DATASET EXTRACT >>

------------------------------------------------------------------------

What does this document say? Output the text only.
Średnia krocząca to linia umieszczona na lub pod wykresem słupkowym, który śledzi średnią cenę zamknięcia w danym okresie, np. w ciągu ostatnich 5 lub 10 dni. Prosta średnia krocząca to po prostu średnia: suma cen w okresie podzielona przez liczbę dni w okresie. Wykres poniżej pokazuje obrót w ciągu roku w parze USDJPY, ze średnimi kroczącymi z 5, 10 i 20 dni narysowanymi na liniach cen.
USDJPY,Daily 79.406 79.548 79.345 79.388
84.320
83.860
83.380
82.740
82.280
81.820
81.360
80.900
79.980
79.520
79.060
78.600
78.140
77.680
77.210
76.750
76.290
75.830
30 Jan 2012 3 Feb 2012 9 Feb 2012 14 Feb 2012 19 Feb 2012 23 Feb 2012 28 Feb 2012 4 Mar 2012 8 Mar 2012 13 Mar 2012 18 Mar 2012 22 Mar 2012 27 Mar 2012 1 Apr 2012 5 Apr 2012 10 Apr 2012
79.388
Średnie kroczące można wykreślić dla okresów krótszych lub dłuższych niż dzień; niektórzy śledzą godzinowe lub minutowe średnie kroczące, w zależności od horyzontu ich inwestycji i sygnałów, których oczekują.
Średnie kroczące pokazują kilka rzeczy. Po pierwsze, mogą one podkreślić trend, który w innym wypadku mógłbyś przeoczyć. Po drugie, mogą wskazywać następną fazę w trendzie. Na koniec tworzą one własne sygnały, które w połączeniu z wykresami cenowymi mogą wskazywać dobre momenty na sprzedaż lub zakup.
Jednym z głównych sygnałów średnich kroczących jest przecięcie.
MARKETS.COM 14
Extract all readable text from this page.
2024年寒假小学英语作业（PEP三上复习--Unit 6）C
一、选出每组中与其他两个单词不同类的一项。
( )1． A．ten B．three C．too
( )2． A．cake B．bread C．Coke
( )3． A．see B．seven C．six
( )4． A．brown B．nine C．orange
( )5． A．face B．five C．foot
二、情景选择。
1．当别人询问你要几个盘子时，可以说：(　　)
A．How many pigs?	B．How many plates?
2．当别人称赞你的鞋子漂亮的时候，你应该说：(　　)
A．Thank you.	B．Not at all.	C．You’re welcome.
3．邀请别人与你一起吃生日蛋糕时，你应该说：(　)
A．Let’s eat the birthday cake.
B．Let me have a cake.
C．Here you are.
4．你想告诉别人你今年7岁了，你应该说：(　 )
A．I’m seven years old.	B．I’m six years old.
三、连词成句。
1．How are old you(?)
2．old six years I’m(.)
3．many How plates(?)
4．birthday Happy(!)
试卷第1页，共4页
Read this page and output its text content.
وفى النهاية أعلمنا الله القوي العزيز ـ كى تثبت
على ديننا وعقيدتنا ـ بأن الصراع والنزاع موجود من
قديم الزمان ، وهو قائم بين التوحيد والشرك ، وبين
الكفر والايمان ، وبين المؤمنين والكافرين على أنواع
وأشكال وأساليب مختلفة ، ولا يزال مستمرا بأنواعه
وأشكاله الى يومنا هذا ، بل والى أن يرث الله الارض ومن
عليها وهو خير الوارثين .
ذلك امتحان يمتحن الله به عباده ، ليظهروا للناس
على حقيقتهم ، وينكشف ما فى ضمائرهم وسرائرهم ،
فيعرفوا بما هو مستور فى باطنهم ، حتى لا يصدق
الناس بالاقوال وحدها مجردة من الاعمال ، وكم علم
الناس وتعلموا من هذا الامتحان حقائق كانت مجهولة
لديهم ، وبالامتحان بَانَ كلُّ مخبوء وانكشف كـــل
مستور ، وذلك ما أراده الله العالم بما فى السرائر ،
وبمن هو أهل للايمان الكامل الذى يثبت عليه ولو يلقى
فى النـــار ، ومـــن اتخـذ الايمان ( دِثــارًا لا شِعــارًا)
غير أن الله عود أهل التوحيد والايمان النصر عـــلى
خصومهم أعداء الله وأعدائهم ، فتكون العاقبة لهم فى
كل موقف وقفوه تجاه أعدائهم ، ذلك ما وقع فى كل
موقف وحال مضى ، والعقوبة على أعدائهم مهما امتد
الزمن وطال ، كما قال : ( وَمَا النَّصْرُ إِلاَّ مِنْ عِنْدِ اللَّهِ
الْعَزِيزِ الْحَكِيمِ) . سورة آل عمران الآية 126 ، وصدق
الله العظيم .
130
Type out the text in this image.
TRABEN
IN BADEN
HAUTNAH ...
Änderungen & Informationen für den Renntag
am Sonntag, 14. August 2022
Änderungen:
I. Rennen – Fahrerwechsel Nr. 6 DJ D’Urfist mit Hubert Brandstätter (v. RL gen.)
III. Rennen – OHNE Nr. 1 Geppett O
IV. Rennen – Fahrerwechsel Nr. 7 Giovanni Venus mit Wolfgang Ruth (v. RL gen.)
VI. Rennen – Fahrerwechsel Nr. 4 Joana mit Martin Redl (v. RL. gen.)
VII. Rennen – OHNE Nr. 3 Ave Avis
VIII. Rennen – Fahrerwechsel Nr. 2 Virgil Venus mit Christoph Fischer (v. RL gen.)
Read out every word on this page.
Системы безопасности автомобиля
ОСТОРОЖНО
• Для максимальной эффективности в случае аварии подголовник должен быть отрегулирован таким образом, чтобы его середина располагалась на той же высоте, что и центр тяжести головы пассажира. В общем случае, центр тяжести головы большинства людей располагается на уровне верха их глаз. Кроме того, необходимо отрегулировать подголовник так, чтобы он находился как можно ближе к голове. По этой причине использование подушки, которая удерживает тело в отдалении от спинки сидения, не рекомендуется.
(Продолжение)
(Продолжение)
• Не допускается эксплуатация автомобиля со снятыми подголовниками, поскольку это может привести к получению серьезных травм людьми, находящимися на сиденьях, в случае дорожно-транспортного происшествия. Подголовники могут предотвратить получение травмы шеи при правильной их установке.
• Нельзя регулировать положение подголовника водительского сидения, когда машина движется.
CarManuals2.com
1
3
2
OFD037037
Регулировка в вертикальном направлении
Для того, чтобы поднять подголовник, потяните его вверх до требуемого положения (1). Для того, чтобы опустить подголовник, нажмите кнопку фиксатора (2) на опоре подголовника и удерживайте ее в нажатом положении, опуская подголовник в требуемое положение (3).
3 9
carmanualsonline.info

------------------------------------------------------------------------

PROBLEM STATEMENT >>
Pull every line containing "والايمان" out of the records.

WRITTEN SOLUTION >>
الكفر والايمان ، وبين المؤمنين والكافرين على أنواع
غير أن الله عود أهل التوحيد والايمان النصر عـــلى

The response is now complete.